A Quick Tutorial - A Single Reactor Scheme

In this tutorial, you will learn to:

  • Create a single reactor reaction scheme
  • Edit the reaction scheme
  • Enter the reaction conditions
  • Set the simulator parameters
  • Run the simulation
  • Display the simulation results
  • Export the simulation results for further analysis

This section leads you through the procedure for simulating a chemical reaction in a homogeneous volume. If you've never used Kinetiscope before, this tutorial will help you become familiar with Kinetiscope's different menus and functions.

Thermal Decomposition of Ozone

The thermal decomposition of ozone is a classic gas phase system whose mechanism has been thoroughly investigated. One of its interesting features is that sufficient energy can be released during its decomposition to trigger an explosion, characterized by formation of large quantities of atomic oxygen, and a rapid increase in system temperature and pressure.

The reaction proceeds as follows:

O3 → O2 + O
O + O3 → 2 O2
2 O + O2 → 2 O2
O + 2 O2 → O3 + O2

If there is a large excess of O2 initially present, and the decomposition of O3 proceeds monotonically, the steady-state approximation can be used to obtain an analytic rate law for the kinetics.

• [ENTRIES]
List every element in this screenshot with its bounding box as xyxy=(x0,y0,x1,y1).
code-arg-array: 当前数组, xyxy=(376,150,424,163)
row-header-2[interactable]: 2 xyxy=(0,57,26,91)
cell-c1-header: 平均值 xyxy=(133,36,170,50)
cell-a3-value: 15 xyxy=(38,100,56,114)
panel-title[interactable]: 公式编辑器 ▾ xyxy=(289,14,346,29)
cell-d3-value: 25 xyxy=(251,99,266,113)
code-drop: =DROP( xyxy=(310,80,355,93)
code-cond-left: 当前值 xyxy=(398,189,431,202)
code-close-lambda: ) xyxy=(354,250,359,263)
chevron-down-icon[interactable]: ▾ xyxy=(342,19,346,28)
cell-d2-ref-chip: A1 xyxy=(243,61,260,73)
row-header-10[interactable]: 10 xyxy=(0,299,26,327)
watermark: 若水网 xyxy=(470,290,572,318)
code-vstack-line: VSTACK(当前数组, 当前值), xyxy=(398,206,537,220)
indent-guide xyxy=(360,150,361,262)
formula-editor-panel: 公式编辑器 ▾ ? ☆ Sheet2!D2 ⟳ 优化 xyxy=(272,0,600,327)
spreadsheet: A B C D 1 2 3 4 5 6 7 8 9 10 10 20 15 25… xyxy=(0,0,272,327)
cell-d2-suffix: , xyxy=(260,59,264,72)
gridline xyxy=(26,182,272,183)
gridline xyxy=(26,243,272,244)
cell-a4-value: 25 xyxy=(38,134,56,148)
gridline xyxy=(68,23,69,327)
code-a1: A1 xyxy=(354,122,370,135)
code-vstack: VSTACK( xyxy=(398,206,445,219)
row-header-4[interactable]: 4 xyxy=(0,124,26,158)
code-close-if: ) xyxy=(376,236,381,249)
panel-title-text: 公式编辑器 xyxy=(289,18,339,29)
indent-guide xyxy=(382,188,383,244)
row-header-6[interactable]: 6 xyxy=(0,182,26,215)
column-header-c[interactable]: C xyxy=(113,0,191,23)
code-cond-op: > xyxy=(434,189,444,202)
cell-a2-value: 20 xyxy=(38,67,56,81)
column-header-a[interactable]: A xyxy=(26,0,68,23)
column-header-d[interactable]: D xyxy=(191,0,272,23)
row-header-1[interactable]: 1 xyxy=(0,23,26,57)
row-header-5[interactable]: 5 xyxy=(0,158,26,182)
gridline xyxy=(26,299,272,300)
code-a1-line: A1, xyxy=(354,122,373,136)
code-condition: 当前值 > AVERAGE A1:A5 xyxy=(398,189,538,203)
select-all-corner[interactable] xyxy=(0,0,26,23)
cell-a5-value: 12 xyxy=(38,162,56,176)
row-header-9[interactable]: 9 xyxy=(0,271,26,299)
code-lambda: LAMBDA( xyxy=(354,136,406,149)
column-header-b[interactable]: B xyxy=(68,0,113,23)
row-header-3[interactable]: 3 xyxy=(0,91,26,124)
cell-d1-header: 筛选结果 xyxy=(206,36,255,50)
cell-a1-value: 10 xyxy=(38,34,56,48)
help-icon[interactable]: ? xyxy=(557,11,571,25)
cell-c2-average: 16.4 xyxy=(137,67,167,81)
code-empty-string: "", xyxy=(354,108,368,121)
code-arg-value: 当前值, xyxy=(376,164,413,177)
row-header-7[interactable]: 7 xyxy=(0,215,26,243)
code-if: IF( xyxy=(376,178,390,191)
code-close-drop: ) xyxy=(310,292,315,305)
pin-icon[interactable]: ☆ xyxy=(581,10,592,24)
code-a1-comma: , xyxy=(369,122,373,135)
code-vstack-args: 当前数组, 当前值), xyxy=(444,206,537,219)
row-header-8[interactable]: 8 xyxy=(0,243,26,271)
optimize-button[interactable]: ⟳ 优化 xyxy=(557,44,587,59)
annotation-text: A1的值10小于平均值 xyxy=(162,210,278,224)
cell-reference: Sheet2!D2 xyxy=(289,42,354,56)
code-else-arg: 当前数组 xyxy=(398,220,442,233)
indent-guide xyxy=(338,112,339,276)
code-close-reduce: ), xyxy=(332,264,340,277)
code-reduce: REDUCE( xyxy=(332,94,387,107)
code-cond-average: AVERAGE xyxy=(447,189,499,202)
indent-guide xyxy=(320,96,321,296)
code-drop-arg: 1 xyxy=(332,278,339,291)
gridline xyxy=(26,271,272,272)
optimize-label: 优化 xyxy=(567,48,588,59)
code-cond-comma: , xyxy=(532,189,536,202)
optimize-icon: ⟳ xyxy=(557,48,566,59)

• [WHAT IS REQUIRED]
Reproduce the tutorial starting with "In this tutorial, you" and going on through "menus and functions.", switching "reaction scheme" to "reaction mechanism" wherever it occurs.

• [COMPLETED TASK]
In this tutorial, you will learn to:

  • Create a single reactor reaction mechanism
  • Edit the reaction mechanism
  • Enter the reaction conditions
  • Set the simulator parameters
  • Run the simulation
  • Display the simulation results
  • Export the simulation results for further analysis

This section leads you through the procedure for simulating a chemical reaction in a homogeneous volume. If you've never used Kinetiscope before, this tutorial will help you become familiar with Kinetiscope's different menus and functions.